**Recorded information:**
################
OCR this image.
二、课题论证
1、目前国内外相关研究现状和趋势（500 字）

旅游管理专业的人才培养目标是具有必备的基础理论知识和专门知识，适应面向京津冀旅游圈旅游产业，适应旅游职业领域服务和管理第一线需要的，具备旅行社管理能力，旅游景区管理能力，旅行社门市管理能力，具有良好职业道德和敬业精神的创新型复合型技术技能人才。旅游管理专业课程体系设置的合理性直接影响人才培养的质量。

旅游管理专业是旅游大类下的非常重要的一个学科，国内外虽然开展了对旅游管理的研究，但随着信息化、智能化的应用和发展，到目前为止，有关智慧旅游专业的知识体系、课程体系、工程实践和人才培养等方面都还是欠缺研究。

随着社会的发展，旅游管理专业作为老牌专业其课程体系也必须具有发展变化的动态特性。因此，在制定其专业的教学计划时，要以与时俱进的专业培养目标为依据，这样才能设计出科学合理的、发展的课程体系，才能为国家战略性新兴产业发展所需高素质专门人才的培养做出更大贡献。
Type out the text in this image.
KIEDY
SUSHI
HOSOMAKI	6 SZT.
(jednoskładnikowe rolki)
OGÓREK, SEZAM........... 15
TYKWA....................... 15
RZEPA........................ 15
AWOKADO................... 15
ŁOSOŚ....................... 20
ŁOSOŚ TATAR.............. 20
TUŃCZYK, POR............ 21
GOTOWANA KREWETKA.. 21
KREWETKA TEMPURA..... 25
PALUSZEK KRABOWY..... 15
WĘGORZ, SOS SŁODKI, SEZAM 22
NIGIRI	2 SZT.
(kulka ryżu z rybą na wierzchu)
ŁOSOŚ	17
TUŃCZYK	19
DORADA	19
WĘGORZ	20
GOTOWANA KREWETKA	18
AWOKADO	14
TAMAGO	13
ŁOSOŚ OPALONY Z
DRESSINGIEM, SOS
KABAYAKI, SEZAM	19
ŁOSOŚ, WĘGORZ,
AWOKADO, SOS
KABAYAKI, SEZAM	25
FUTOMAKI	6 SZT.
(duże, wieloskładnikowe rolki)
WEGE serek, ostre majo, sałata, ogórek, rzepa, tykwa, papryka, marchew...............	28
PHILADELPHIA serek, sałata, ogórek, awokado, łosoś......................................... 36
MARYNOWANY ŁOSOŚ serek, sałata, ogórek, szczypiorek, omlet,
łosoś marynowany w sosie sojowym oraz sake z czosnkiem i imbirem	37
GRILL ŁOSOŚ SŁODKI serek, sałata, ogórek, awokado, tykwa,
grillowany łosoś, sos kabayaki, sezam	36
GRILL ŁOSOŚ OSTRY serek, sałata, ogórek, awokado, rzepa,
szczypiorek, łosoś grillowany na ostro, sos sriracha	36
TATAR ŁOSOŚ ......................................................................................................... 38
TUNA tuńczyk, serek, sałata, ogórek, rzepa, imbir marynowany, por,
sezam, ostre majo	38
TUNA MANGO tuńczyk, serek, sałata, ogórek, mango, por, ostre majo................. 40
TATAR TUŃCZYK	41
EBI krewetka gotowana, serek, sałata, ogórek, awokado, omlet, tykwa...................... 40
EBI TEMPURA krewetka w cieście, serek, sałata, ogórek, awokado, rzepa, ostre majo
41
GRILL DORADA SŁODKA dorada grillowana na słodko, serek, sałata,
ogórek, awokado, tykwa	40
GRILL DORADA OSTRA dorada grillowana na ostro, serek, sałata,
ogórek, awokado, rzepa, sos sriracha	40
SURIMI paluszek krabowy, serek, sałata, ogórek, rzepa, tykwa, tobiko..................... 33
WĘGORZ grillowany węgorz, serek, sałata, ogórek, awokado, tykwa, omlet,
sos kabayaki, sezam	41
################
**Stated exercise:**
Restate all of the entries exactly, please.

**Output of the exercise:**
OCR this image.
二、课题论证
1、目前国内外相关研究现状和趋势（500 字）

旅游管理专业的人才培养目标是具有必备的基础理论知识和专门知识，适应面向京津冀旅游圈旅游产业，适应旅游职业领域服务和管理第一线需要的，具备旅行社管理能力，旅游景区管理能力，旅行社门市管理能力，具有良好职业道德和敬业精神的创新型复合型技术技能人才。旅游管理专业课程体系设置的合理性直接影响人才培养的质量。

旅游管理专业是旅游大类下的非常重要的一个学科，国内外虽然开展了对旅游管理的研究，但随着信息化、智能化的应用和发展，到目前为止，有关智慧旅游专业的知识体系、课程体系、工程实践和人才培养等方面都还是欠缺研究。

随着社会的发展，旅游管理专业作为老牌专业其课程体系也必须具有发展变化的动态特性。因此，在制定其专业的教学计划时，要以与时俱进的专业培养目标为依据，这样才能设计出科学合理的、发展的课程体系，才能为国家战略性新兴产业发展所需高素质专门人才的培养做出更大贡献。
Type out the text in this image.
KIEDY
SUSHI
HOSOMAKI	6 SZT.
(jednoskładnikowe rolki)
OGÓREK, SEZAM........... 15
TYKWA....................... 15
RZEPA........................ 15
AWOKADO................... 15
ŁOSOŚ....................... 20
ŁOSOŚ TATAR.............. 20
TUŃCZYK, POR............ 21
GOTOWANA KREWETKA.. 21
KREWETKA TEMPURA..... 25
PALUSZEK KRABOWY..... 15
WĘGORZ, SOS SŁODKI, SEZAM 22
NIGIRI	2 SZT.
(kulka ryżu z rybą na wierzchu)
ŁOSOŚ	17
TUŃCZYK	19
DORADA	19
WĘGORZ	20
GOTOWANA KREWETKA	18
AWOKADO	14
TAMAGO	13
ŁOSOŚ OPALONY Z
DRESSINGIEM, SOS
KABAYAKI, SEZAM	19
ŁOSOŚ, WĘGORZ,
AWOKADO, SOS
KABAYAKI, SEZAM	25
FUTOMAKI	6 SZT.
(duże, wieloskładnikowe rolki)
WEGE serek, ostre majo, sałata, ogórek, rzepa, tykwa, papryka, marchew...............	28
PHILADELPHIA serek, sałata, ogórek, awokado, łosoś......................................... 36
MARYNOWANY ŁOSOŚ serek, sałata, ogórek, szczypiorek, omlet,
łosoś marynowany w sosie sojowym oraz sake z czosnkiem i imbirem	37
GRILL ŁOSOŚ SŁODKI serek, sałata, ogórek, awokado, tykwa,
grillowany łosoś, sos kabayaki, sezam	36
GRILL ŁOSOŚ OSTRY serek, sałata, ogórek, awokado, rzepa,
szczypiorek, łosoś grillowany na ostro, sos sriracha	36
TATAR ŁOSOŚ ......................................................................................................... 38
TUNA tuńczyk, serek, sałata, ogórek, rzepa, imbir marynowany, por,
sezam, ostre majo	38
TUNA MANGO tuńczyk, serek, sałata, ogórek, mango, por, ostre majo................. 40
TATAR TUŃCZYK	41
EBI krewetka gotowana, serek, sałata, ogórek, awokado, omlet, tykwa...................... 40
EBI TEMPURA krewetka w cieście, serek, sałata, ogórek, awokado, rzepa, ostre majo
41
GRILL DORADA SŁODKA dorada grillowana na słodko, serek, sałata,
ogórek, awokado, tykwa	40
GRILL DORADA OSTRA dorada grillowana na ostro, serek, sałata,
ogórek, awokado, rzepa, sos sriracha	40
SURIMI paluszek krabowy, serek, sałata, ogórek, rzepa, tykwa, tobiko..................... 33
WĘGORZ grillowany węgorz, serek, sałata, ogórek, awokado, tykwa, omlet,
sos kabayaki, sezam	41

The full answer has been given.